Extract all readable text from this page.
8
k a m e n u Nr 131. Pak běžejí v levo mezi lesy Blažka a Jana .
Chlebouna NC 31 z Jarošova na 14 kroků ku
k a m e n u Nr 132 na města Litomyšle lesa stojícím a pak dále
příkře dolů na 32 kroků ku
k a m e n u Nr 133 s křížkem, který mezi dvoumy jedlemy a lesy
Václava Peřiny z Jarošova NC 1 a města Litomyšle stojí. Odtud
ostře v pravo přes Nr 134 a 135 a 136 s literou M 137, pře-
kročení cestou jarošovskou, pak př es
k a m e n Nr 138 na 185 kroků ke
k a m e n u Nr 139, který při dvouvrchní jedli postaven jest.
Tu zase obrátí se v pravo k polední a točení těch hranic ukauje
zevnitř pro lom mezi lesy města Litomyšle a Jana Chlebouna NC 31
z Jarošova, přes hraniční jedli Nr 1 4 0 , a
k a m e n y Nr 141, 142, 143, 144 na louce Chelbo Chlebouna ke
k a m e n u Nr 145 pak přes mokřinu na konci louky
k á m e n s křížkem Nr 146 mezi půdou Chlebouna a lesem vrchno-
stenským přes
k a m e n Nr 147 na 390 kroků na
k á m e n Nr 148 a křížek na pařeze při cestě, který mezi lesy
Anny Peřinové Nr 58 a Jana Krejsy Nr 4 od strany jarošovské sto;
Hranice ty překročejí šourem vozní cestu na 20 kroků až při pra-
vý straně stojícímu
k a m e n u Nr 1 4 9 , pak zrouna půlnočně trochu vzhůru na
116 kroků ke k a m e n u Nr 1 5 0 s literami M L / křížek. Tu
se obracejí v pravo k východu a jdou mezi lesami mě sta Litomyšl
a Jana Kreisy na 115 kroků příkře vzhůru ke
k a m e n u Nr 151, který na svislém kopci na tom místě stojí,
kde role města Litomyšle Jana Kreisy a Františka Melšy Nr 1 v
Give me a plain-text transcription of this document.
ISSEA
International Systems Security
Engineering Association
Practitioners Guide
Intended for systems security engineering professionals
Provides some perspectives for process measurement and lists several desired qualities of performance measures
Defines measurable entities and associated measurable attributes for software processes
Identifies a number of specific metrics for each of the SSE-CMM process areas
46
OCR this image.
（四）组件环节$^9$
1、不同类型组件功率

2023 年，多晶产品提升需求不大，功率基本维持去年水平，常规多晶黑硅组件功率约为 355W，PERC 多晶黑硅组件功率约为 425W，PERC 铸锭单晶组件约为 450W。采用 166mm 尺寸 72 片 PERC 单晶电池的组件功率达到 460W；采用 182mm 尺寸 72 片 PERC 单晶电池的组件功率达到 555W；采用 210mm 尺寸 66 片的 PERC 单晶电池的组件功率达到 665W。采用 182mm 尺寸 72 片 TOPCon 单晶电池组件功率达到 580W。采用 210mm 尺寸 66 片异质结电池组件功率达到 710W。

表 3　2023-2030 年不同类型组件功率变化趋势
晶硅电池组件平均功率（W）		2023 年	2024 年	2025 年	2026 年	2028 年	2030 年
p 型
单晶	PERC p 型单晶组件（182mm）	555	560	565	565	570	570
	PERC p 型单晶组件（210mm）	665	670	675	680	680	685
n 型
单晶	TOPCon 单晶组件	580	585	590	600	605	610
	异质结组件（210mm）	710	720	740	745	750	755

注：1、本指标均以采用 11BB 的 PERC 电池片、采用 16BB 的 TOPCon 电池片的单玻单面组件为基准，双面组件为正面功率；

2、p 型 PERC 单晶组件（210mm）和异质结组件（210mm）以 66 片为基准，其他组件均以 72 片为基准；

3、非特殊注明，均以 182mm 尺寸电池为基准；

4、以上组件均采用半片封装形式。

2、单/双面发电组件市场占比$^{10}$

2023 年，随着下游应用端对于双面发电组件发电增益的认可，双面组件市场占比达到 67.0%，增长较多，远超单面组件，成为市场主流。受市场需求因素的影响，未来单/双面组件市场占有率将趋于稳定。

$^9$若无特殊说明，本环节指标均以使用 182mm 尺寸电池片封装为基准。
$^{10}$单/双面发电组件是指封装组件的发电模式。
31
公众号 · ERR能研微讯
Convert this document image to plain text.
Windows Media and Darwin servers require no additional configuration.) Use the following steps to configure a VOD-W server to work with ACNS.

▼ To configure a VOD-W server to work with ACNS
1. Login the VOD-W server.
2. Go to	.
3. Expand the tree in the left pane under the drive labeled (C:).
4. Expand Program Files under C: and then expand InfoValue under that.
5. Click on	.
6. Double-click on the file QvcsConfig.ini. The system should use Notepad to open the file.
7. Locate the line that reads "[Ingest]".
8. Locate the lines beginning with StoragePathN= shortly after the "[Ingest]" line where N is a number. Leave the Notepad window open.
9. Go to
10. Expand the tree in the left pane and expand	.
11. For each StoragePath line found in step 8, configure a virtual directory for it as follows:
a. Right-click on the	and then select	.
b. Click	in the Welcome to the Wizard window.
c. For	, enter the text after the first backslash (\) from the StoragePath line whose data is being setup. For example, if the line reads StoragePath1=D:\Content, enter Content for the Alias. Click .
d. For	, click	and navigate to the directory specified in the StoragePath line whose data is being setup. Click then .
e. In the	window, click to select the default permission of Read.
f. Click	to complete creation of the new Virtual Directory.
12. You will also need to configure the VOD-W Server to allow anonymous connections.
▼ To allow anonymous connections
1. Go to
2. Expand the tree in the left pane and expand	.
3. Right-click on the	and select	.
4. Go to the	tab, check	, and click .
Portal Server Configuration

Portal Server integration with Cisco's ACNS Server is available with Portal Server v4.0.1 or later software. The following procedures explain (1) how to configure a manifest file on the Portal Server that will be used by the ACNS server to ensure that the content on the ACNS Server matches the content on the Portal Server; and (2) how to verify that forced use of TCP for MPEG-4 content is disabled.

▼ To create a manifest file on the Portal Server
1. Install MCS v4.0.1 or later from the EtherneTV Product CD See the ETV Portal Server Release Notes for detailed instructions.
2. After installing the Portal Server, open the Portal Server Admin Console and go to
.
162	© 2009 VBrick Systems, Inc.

[Short exercise]
Please repeat all the records above exactly as they appear.

[Completed exercise]
Extract all readable text from this page.
8
k a m e n u Nr 131. Pak běžejí v levo mezi lesy Blažka a Jana .
Chlebouna NC 31 z Jarošova na 14 kroků ku
k a m e n u Nr 132 na města Litomyšle lesa stojícím a pak dále
příkře dolů na 32 kroků ku
k a m e n u Nr 133 s křížkem, který mezi dvoumy jedlemy a lesy
Václava Peřiny z Jarošova NC 1 a města Litomyšle stojí. Odtud
ostře v pravo přes Nr 134 a 135 a 136 s literou M 137, pře-
kročení cestou jarošovskou, pak př es
k a m e n Nr 138 na 185 kroků ke
k a m e n u Nr 139, který při dvouvrchní jedli postaven jest.
Tu zase obrátí se v pravo k polední a točení těch hranic ukauje
zevnitř pro lom mezi lesy města Litomyšle a Jana Chlebouna NC 31
z Jarošova, přes hraniční jedli Nr 1 4 0 , a
k a m e n y Nr 141, 142, 143, 144 na louce Chelbo Chlebouna ke
k a m e n u Nr 145 pak přes mokřinu na konci louky
k á m e n s křížkem Nr 146 mezi půdou Chlebouna a lesem vrchno-
stenským přes
k a m e n Nr 147 na 390 kroků na
k á m e n Nr 148 a křížek na pařeze při cestě, který mezi lesy
Anny Peřinové Nr 58 a Jana Krejsy Nr 4 od strany jarošovské sto;
Hranice ty překročejí šourem vozní cestu na 20 kroků až při pra-
vý straně stojícímu
k a m e n u Nr 1 4 9 , pak zrouna půlnočně trochu vzhůru na
116 kroků ke k a m e n u Nr 1 5 0 s literami M L / křížek. Tu
se obracejí v pravo k východu a jdou mezi lesami mě sta Litomyšl
a Jana Kreisy na 115 kroků příkře vzhůru ke
k a m e n u Nr 151, který na svislém kopci na tom místě stojí,
kde role města Litomyšle Jana Kreisy a Františka Melšy Nr 1 v
Give me a plain-text transcription of this document.
ISSEA
International Systems Security
Engineering Association
Practitioners Guide
Intended for systems security engineering professionals
Provides some perspectives for process measurement and lists several desired qualities of performance measures
Defines measurable entities and associated measurable attributes for software processes
Identifies a number of specific metrics for each of the SSE-CMM process areas
46
OCR this image.
（四）组件环节$^9$
1、不同类型组件功率

2023 年，多晶产品提升需求不大，功率基本维持去年水平，常规多晶黑硅组件功率约为 355W，PERC 多晶黑硅组件功率约为 425W，PERC 铸锭单晶组件约为 450W。采用 166mm 尺寸 72 片 PERC 单晶电池的组件功率达到 460W；采用 182mm 尺寸 72 片 PERC 单晶电池的组件功率达到 555W；采用 210mm 尺寸 66 片的 PERC 单晶电池的组件功率达到 665W。采用 182mm 尺寸 72 片 TOPCon 单晶电池组件功率达到 580W。采用 210mm 尺寸 66 片异质结电池组件功率达到 710W。

表 3　2023-2030 年不同类型组件功率变化趋势
晶硅电池组件平均功率（W）		2023 年	2024 年	2025 年	2026 年	2028 年	2030 年
p 型
单晶	PERC p 型单晶组件（182mm）	555	560	565	565	570	570
	PERC p 型单晶组件（210mm）	665	670	675	680	680	685
n 型
单晶	TOPCon 单晶组件	580	585	590	600	605	610
	异质结组件（210mm）	710	720	740	745	750	755

注：1、本指标均以采用 11BB 的 PERC 电池片、采用 16BB 的 TOPCon 电池片的单玻单面组件为基准，双面组件为正面功率；

2、p 型 PERC 单晶组件（210mm）和异质结组件（210mm）以 66 片为基准，其他组件均以 72 片为基准；

3、非特殊注明，均以 182mm 尺寸电池为基准；

4、以上组件均采用半片封装形式。

2、单/双面发电组件市场占比$^{10}$

2023 年，随着下游应用端对于双面发电组件发电增益的认可，双面组件市场占比达到 67.0%，增长较多，远超单面组件，成为市场主流。受市场需求因素的影响，未来单/双面组件市场占有率将趋于稳定。

$^9$若无特殊说明，本环节指标均以使用 182mm 尺寸电池片封装为基准。
$^{10}$单/双面发电组件是指封装组件的发电模式。
31
公众号 · ERR能研微讯
Convert this document image to plain text.
Windows Media and Darwin servers require no additional configuration.) Use the following steps to configure a VOD-W server to work with ACNS.

▼ To configure a VOD-W server to work with ACNS
1. Login the VOD-W server.
2. Go to	.
3. Expand the tree in the left pane under the drive labeled (C:).
4. Expand Program Files under C: and then expand InfoValue under that.
5. Click on	.
6. Double-click on the file QvcsConfig.ini. The system should use Notepad to open the file.
7. Locate the line that reads "[Ingest]".
8. Locate the lines beginning with StoragePathN= shortly after the "[Ingest]" line where N is a number. Leave the Notepad window open.
9. Go to
10. Expand the tree in the left pane and expand	.
11. For each StoragePath line found in step 8, configure a virtual directory for it as follows:
a. Right-click on the	and then select	.
b. Click	in the Welcome to the Wizard window.
c. For	, enter the text after the first backslash (\) from the StoragePath line whose data is being setup. For example, if the line reads StoragePath1=D:\Content, enter Content for the Alias. Click .
d. For	, click	and navigate to the directory specified in the StoragePath line whose data is being setup. Click then .
e. In the	window, click to select the default permission of Read.
f. Click	to complete creation of the new Virtual Directory.
12. You will also need to configure the VOD-W Server to allow anonymous connections.
▼ To allow anonymous connections
1. Go to
2. Expand the tree in the left pane and expand	.
3. Right-click on the	and select	.
4. Go to the	tab, check	, and click .
Portal Server Configuration

Portal Server integration with Cisco's ACNS Server is available with Portal Server v4.0.1 or later software. The following procedures explain (1) how to configure a manifest file on the Portal Server that will be used by the ACNS server to ensure that the content on the ACNS Server matches the content on the Portal Server; and (2) how to verify that forced use of TCP for MPEG-4 content is disabled.

▼ To create a manifest file on the Portal Server
1. Install MCS v4.0.1 or later from the EtherneTV Product CD See the ETV Portal Server Release Notes for detailed instructions.
2. After installing the Portal Server, open the Portal Server Admin Console and go to
.
162	© 2009 VBrick Systems, Inc.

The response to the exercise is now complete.